* INPUT *
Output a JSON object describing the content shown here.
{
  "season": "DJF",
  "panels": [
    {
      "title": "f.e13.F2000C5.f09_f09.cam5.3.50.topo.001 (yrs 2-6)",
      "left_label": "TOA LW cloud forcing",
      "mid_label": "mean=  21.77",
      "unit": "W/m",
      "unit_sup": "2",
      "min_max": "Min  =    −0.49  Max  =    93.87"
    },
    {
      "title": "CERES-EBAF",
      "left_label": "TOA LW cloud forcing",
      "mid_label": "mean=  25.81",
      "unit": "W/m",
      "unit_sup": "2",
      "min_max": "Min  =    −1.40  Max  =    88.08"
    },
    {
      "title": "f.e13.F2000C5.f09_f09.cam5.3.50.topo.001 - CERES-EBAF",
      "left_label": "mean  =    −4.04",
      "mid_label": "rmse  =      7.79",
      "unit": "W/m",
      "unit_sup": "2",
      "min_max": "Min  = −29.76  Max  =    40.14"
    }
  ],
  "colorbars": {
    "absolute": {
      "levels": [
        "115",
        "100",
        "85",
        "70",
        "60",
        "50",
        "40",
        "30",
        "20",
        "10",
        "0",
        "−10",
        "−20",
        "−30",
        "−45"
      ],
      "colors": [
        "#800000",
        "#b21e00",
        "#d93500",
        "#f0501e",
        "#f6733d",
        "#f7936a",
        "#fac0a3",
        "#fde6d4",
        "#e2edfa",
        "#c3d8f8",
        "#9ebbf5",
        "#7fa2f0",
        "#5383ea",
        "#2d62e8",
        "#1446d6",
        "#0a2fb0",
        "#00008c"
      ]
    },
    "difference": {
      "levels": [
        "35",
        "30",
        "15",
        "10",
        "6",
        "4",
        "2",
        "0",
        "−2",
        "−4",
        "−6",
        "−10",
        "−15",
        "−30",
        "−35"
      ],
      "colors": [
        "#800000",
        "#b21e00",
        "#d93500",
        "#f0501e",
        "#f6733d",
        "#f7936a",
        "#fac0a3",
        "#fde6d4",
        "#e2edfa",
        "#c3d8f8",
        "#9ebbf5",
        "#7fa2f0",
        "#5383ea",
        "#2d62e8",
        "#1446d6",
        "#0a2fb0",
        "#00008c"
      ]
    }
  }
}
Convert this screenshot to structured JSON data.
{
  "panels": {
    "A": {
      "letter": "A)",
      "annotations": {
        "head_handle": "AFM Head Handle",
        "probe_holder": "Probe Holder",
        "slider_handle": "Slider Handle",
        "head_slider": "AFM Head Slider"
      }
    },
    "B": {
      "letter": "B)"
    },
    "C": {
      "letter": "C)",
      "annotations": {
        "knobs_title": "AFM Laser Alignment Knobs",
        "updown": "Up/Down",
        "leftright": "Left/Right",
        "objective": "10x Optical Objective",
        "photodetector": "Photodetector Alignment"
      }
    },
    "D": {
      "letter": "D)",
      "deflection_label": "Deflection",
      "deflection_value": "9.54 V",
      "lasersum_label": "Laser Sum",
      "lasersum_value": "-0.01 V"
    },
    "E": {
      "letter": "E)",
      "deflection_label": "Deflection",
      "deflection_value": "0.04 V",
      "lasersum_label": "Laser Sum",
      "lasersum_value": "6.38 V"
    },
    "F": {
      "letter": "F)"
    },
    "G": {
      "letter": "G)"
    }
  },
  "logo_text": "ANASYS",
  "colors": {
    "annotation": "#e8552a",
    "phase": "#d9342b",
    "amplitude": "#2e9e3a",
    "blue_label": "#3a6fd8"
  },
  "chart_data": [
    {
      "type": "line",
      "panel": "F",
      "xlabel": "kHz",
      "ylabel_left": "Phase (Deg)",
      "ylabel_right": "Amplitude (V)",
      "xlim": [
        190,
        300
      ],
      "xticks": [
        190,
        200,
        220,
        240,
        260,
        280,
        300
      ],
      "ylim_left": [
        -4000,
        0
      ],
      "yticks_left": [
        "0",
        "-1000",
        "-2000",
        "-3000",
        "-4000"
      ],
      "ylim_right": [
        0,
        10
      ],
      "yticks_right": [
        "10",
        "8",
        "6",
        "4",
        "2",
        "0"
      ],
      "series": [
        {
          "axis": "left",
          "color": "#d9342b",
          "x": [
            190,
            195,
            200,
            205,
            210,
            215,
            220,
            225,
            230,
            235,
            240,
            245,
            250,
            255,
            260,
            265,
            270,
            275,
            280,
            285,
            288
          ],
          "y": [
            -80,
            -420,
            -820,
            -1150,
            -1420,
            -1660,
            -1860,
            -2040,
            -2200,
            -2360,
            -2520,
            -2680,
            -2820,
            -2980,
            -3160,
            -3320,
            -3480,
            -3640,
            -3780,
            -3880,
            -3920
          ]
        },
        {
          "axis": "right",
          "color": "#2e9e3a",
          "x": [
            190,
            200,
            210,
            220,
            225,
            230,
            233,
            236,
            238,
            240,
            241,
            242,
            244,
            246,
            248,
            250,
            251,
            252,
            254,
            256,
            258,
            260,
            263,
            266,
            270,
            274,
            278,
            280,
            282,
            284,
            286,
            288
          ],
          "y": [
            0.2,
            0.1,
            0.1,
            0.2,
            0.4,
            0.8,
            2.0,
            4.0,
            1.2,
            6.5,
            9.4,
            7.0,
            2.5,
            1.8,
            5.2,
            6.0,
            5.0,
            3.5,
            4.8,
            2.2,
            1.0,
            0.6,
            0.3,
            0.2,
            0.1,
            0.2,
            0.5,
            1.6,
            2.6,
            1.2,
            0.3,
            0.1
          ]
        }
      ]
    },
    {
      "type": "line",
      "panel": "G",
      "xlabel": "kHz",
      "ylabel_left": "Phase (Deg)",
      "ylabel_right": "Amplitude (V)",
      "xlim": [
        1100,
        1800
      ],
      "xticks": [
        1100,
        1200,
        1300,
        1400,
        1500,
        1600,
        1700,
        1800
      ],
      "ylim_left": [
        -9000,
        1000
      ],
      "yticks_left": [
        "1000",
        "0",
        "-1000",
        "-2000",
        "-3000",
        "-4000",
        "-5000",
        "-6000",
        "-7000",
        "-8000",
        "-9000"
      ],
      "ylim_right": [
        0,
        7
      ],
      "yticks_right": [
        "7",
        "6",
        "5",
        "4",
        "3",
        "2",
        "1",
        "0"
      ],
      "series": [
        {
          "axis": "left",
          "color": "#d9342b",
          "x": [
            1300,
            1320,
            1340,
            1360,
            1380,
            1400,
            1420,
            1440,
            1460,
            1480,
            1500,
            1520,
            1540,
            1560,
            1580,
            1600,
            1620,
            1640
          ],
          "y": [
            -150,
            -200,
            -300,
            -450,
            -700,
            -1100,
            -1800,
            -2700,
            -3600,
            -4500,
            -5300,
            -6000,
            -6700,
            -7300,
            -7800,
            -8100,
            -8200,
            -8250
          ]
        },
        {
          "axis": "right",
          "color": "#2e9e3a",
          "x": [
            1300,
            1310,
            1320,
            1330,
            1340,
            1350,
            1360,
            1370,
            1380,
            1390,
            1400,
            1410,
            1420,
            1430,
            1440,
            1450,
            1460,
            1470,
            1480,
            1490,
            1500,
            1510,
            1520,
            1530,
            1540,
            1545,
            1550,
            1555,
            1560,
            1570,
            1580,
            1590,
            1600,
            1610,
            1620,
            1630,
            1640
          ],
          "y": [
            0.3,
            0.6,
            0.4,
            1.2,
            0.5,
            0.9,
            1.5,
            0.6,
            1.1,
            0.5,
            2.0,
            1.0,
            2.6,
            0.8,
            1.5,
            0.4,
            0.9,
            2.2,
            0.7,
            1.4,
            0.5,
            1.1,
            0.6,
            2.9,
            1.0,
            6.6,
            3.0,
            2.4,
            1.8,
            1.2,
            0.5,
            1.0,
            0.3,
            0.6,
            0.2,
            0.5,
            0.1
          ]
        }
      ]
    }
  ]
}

* WHAT TO DO *
Pick out all lines containing the string "JSON".

* SOLUTION TO THIS TASK *
Output a JSON object describing the content shown here.
Convert this screenshot to structured JSON data.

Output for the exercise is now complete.